TASK TO COMPLETE
Pick out every line of the entries below where "khoa" occurs, and copy those lines.

========================================================================

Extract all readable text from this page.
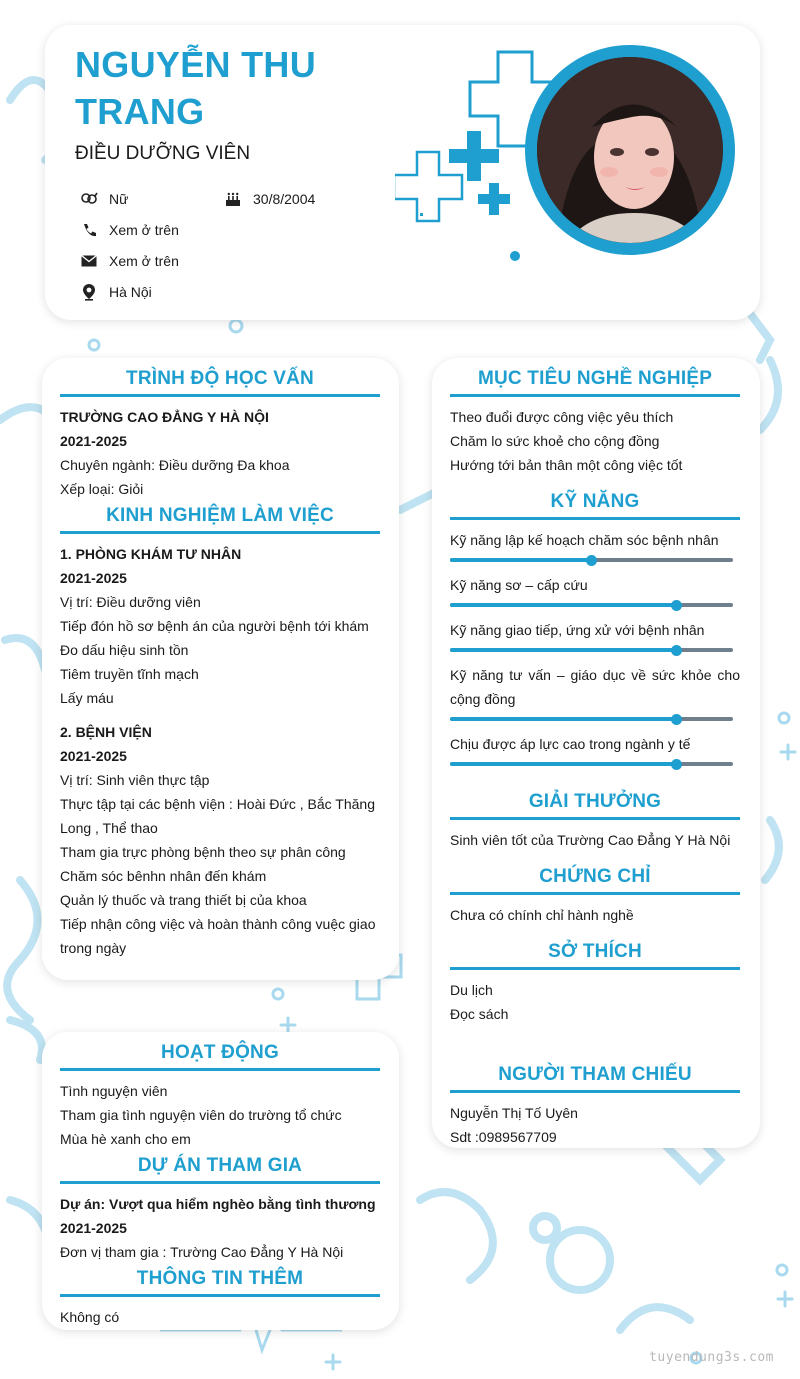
NGUYỄN THU TRANG
ĐIỀU DƯỠNG VIÊN
Nữ	30/8/2004
Xem ở trên
Xem ở trên
Hà Nội
TRÌNH ĐỘ HỌC VẤN
TRƯỜNG CAO ĐẲNG Y HÀ NỘI
2021-2025
Chuyên ngành: Điều dưỡng Đa khoa
Xếp loại: Giỏi
KINH NGHIỆM LÀM VIỆC
1. PHÒNG KHÁM TƯ NHÂN
2021-2025
Vị trí: Điều dưỡng viên
Tiếp đón hồ sơ bệnh án của người bệnh tới khám
Đo dấu hiệu sinh tồn
Tiêm truyền tĩnh mạch
Lấy máu
2. BỆNH VIỆN
2021-2025
Vị trí: Sinh viên thực tập
Thực tập tại các bệnh viện : Hoài Đức , Bắc Thăng Long , Thể thao
Tham gia trực phòng bệnh theo sự phân công
Chăm sóc bênhn nhân đến khám
Quản lý thuốc và trang thiết bị của khoa
Tiếp nhận công việc và hoàn thành công vuệc giao trong ngày
HOẠT ĐỘNG
Tình nguyện viên
Tham gia tình nguyện viên do trường tổ chức
Mùa hè xanh cho em
DỰ ÁN THAM GIA
Dự án: Vượt qua hiểm nghèo bằng tình thương
2021-2025
Đơn vị tham gia : Trường Cao Đẳng Y Hà Nội
THÔNG TIN THÊM
Không có
MỤC TIÊU NGHỀ NGHIỆP
Theo đuổi được công việc yêu thích
Chăm lo sức khoẻ cho cộng đồng
Hướng tới bản thân một công việc tốt
KỸ NĂNG
Kỹ năng lập kế hoạch chăm sóc bệnh nhân
Kỹ năng sơ – cấp cứu
Kỹ năng giao tiếp, ứng xử với bệnh nhân
Kỹ năng tư vấn – giáo dục về sức khỏe cho cộng đồng
Chịu được áp lực cao trong ngành y tế
GIẢI THƯỞNG
Sinh viên tốt của Trường Cao Đẳng Y Hà Nội
CHỨNG CHỈ
Chưa có chính chỉ hành nghề
SỞ THÍCH
Du lịch
Đọc sách
NGƯỜI THAM CHIẾU
Nguyễn Thị Tố Uyên
Sdt :0989567709
tuyendung3s.com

========================================================================

FULL ANSWER
Chuyên ngành: Điều dưỡng Đa khoa
Quản lý thuốc và trang thiết bị của khoa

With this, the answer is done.